■ **Problem to work on**
Spot every line with the word "JSON" and return it.

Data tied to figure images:
## BEGIN
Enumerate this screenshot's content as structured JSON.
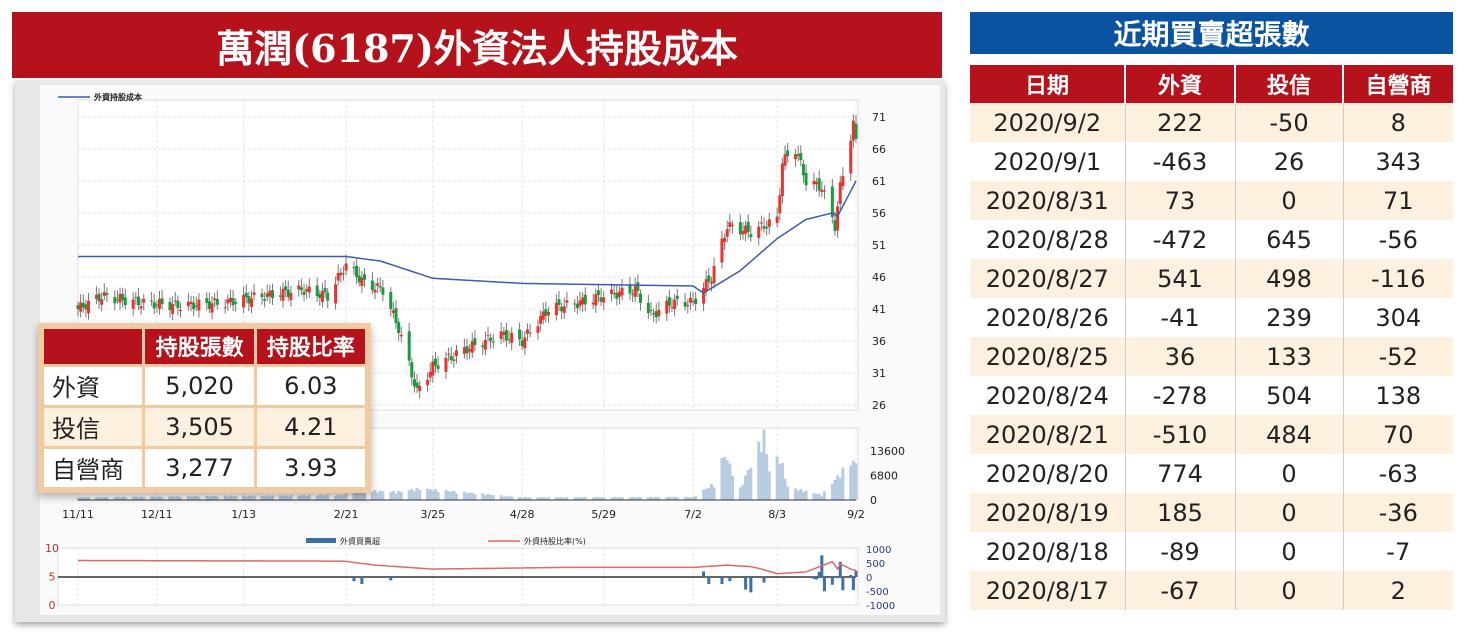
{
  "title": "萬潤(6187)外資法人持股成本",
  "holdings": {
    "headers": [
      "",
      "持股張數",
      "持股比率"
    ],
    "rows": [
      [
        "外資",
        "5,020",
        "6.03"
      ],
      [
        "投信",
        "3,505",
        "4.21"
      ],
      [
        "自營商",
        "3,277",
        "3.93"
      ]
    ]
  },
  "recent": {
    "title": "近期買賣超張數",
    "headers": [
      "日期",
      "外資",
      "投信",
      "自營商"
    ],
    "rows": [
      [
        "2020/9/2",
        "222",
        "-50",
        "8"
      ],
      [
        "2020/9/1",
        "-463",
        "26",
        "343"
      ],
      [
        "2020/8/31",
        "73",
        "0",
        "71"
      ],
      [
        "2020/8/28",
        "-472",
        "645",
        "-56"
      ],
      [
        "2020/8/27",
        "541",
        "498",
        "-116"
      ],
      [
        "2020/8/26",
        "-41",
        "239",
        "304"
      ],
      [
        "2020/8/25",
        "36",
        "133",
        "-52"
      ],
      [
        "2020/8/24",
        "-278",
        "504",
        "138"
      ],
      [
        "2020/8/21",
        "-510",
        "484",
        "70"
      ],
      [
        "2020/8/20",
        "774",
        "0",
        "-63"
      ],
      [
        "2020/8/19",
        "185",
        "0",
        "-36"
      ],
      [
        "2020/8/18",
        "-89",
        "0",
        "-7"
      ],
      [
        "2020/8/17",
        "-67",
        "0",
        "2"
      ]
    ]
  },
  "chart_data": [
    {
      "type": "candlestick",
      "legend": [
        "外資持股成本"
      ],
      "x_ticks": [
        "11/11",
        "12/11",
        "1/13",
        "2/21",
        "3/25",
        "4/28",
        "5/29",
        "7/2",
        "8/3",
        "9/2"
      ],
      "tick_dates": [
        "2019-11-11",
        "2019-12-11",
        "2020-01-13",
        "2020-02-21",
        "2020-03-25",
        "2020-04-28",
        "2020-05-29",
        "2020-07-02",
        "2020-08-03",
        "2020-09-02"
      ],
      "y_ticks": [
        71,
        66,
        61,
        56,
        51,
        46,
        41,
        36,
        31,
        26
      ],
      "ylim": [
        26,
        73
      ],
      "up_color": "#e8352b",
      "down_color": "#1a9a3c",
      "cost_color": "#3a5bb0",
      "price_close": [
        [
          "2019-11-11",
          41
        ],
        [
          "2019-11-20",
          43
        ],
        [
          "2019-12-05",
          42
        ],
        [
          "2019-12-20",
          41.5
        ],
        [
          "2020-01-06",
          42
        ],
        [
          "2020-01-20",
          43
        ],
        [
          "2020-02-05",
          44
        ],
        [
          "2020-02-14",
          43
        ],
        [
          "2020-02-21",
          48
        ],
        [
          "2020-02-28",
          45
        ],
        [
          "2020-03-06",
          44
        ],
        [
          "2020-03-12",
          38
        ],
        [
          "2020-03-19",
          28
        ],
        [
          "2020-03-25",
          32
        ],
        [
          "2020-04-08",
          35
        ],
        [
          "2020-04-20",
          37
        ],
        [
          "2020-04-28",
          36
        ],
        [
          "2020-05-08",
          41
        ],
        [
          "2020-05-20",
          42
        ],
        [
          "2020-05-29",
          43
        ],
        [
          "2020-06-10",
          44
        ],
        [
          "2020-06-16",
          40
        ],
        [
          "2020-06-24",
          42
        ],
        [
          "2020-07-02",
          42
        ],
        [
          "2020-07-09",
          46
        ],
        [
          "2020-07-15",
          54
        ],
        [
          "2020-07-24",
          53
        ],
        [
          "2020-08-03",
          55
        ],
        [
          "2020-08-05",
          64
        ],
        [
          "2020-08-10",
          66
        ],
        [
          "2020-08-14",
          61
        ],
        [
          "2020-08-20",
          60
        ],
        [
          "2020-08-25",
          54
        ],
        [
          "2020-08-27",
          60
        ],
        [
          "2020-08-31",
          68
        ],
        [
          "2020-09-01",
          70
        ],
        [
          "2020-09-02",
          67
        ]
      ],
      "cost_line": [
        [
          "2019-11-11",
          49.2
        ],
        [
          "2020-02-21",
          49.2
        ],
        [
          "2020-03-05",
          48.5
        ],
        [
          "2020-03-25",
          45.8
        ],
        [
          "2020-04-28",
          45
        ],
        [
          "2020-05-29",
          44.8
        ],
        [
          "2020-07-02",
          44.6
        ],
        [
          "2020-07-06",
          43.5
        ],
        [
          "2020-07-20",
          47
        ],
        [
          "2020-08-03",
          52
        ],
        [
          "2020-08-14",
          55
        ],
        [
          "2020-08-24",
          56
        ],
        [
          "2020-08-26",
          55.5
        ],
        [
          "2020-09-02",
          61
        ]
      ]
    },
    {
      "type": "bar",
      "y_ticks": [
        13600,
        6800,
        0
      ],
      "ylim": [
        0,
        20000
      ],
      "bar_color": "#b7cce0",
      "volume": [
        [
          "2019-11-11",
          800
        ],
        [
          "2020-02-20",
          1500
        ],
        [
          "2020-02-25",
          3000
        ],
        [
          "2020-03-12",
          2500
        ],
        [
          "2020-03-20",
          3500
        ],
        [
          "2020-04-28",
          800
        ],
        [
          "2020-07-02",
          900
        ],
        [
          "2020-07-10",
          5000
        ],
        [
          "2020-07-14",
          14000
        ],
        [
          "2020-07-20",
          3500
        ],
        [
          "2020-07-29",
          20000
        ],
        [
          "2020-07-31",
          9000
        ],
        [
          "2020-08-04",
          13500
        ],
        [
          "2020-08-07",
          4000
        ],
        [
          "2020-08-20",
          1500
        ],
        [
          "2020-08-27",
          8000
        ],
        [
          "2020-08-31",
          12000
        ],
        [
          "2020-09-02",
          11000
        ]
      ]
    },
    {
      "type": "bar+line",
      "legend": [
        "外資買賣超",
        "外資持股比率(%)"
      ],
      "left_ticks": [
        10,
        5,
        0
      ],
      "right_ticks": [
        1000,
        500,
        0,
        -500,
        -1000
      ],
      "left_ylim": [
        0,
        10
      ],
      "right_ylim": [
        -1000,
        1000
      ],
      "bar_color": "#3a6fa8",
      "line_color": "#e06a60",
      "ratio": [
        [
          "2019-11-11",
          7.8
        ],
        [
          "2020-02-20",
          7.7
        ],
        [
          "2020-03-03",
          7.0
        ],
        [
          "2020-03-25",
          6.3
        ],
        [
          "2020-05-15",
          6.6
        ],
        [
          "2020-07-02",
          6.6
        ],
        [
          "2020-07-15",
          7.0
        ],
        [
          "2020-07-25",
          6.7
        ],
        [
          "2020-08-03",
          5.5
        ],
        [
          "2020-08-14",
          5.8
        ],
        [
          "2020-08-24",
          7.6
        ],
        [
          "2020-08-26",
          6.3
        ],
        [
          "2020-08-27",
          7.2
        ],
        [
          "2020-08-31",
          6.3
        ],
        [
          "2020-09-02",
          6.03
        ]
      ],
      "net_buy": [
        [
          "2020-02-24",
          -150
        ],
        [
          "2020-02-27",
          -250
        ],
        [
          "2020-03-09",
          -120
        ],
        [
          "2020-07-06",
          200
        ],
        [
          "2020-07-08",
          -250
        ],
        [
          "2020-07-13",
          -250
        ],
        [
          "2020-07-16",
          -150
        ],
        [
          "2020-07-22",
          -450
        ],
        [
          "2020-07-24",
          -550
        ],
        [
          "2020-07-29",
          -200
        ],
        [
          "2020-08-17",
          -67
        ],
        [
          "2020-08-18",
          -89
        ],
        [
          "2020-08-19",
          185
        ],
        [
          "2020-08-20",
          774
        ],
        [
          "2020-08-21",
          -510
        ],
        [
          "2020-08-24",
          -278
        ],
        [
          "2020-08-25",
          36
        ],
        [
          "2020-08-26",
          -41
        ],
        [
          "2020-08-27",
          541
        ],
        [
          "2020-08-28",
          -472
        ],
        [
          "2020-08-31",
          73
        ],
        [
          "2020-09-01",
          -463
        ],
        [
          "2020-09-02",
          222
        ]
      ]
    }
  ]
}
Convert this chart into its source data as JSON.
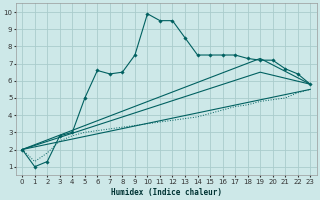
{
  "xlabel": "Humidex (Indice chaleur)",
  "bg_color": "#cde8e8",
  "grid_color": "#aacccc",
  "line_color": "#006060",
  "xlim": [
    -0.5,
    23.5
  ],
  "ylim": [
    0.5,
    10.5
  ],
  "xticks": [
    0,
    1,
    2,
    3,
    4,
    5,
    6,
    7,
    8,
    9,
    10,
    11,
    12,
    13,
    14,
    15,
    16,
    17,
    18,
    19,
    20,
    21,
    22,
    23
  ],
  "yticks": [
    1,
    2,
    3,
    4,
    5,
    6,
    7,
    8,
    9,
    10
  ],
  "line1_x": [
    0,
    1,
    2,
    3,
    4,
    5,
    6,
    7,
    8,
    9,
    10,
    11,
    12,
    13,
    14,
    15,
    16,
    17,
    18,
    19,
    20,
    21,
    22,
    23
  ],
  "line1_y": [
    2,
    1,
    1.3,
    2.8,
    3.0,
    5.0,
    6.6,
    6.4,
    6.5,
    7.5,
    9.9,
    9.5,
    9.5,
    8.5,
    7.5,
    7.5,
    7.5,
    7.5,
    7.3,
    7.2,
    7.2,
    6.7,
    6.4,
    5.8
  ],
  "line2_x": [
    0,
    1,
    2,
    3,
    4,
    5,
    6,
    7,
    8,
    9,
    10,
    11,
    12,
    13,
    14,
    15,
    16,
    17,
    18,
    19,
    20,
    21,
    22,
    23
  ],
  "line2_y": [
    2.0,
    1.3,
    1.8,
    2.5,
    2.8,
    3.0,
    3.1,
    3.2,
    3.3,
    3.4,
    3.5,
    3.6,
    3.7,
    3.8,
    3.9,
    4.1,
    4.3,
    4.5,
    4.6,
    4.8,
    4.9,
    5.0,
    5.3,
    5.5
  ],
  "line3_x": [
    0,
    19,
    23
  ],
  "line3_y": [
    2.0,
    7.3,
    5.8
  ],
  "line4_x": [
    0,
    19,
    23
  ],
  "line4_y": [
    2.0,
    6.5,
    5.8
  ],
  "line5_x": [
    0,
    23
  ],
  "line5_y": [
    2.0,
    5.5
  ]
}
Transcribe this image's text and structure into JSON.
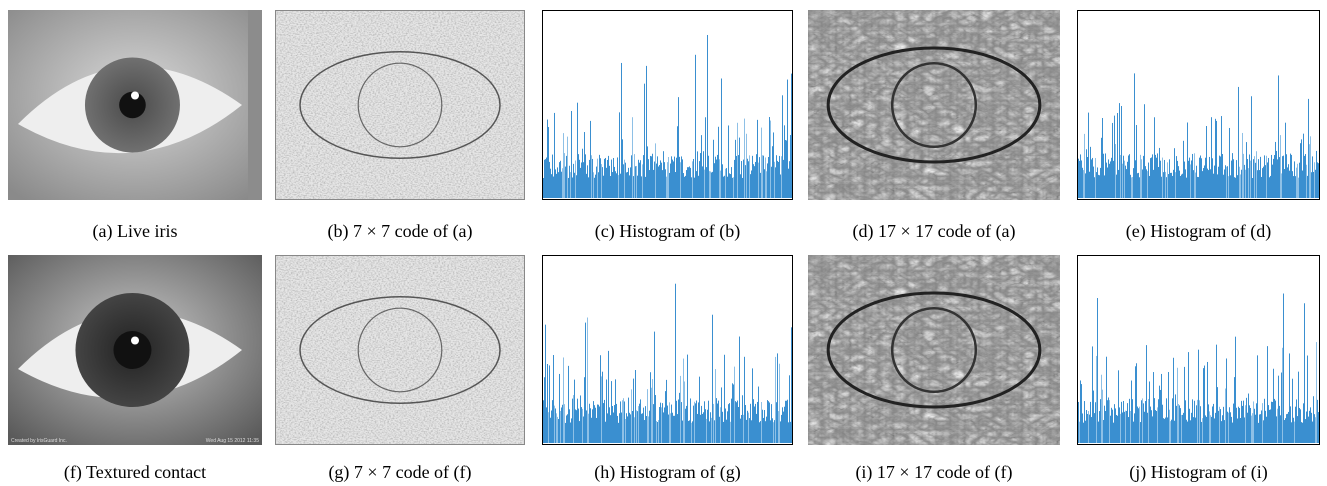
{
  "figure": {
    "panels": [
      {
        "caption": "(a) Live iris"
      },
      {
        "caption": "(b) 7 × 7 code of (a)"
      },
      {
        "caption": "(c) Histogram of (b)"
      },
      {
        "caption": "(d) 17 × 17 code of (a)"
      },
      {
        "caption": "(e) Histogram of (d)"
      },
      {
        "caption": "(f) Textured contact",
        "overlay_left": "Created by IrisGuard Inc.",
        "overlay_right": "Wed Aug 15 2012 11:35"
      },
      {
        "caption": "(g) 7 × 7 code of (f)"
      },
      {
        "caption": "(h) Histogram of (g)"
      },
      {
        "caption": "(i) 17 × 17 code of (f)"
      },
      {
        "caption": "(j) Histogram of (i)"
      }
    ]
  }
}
## END
■ **Completed exercise**
Enumerate this screenshot's content as structured JSON.
Convert this chart into its source data as JSON.
Transcribe this image's text and structure into JSON.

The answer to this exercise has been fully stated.